__Problem to work on__.
Transcribe the records below exactly as they appear, omitting any pictures.

-- BEGIN Records shown --

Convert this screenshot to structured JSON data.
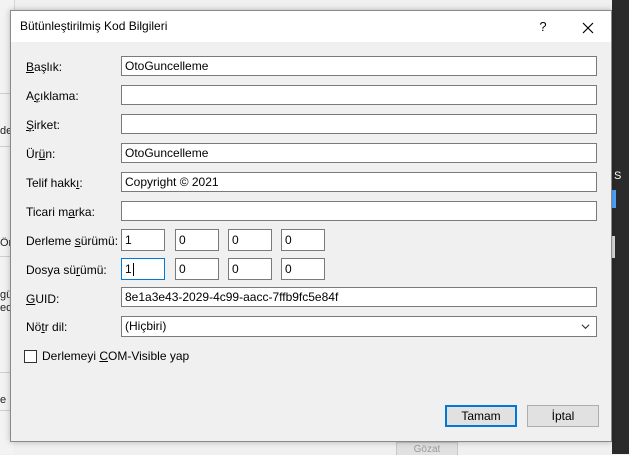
{
  "dialog": {
    "title": "Bütünleştirilmiş Kod Bilgileri",
    "help_glyph": "?",
    "close_glyph": "✕"
  },
  "form": {
    "title": {
      "label_u": "B",
      "label_rest": "aşlık:",
      "value": "OtoGuncelleme"
    },
    "description": {
      "label_pre": "A",
      "label_u": "ç",
      "label_rest": "ıklama:",
      "value": ""
    },
    "company": {
      "label_u": "Ş",
      "label_rest": "irket:",
      "value": ""
    },
    "product": {
      "label_pre": "Ür",
      "label_u": "ü",
      "label_rest": "n:",
      "value": "OtoGuncelleme"
    },
    "copyright": {
      "label_pre": "Telif hakk",
      "label_u": "ı",
      "label_rest": ":",
      "value": "Copyright ©  2021"
    },
    "trademark": {
      "label_pre": "Ticari m",
      "label_u": "a",
      "label_rest": "rka:",
      "value": ""
    },
    "assembly_version": {
      "label_pre": "Derleme ",
      "label_u": "s",
      "label_rest": "ürümü:",
      "values": [
        "1",
        "0",
        "0",
        "0"
      ]
    },
    "file_version": {
      "label_pre": "Dosya sü",
      "label_u": "r",
      "label_rest": "ümü:",
      "values": [
        "1",
        "0",
        "0",
        "0"
      ]
    },
    "guid": {
      "label_u": "G",
      "label_rest": "UID:",
      "value": "8e1a3e43-2029-4c99-aacc-7ffb9fc5e84f"
    },
    "neutral_language": {
      "label_pre": "Nö",
      "label_u": "t",
      "label_rest": "r dil:",
      "value": "(Hiçbiri)"
    },
    "com_visible": {
      "label_pre": "Derlemeyi ",
      "label_u": "C",
      "label_rest": "OM-Visible yap",
      "checked": false
    }
  },
  "buttons": {
    "ok": "Tamam",
    "cancel": "İptal"
  },
  "background": {
    "left_fragments": [
      "de",
      "Ör",
      "gü",
      "ed",
      "e"
    ],
    "right_fragment": "S",
    "bottom_button": "Gözat"
  }
}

-- END Records shown --

__Answer to the task__.
Convert this screenshot to structured JSON data.
{
  "dialog": {
    "title": "Bütünleştirilmiş Kod Bilgileri",
    "help_glyph": "?",
    "close_glyph": "✕"
  },
  "form": {
    "title": {
      "label_u": "B",
      "label_rest": "aşlık:",
      "value": "OtoGuncelleme"
    },
    "description": {
      "label_pre": "A",
      "label_u": "ç",
      "label_rest": "ıklama:",
      "value": ""
    },
    "company": {
      "label_u": "Ş",
      "label_rest": "irket:",
      "value": ""
    },
    "product": {
      "label_pre": "Ür",
      "label_u": "ü",
      "label_rest": "n:",
      "value": "OtoGuncelleme"
    },
    "copyright": {
      "label_pre": "Telif hakk",
      "label_u": "ı",
      "label_rest": ":",
      "value": "Copyright ©  2021"
    },
    "trademark": {
      "label_pre": "Ticari m",
      "label_u": "a",
      "label_rest": "rka:",
      "value": ""
    },
    "assembly_version": {
      "label_pre": "Derleme ",
      "label_u": "s",
      "label_rest": "ürümü:",
      "values": [
        "1",
        "0",
        "0",
        "0"
      ]
    },
    "file_version": {
      "label_pre": "Dosya sü",
      "label_u": "r",
      "label_rest": "ümü:",
      "values": [
        "1",
        "0",
        "0",
        "0"
      ]
    },
    "guid": {
      "label_u": "G",
      "label_rest": "UID:",
      "value": "8e1a3e43-2029-4c99-aacc-7ffb9fc5e84f"
    },
    "neutral_language": {
      "label_pre": "Nö",
      "label_u": "t",
      "label_rest": "r dil:",
      "value": "(Hiçbiri)"
    },
    "com_visible": {
      "label_pre": "Derlemeyi ",
      "label_u": "C",
      "label_rest": "OM-Visible yap",
      "checked": false
    }
  },
  "buttons": {
    "ok": "Tamam",
    "cancel": "İptal"
  },
  "background": {
    "left_fragments": [
      "de",
      "Ör",
      "gü",
      "ed",
      "e"
    ],
    "right_fragment": "S",
    "bottom_button": "Gözat"
  }
}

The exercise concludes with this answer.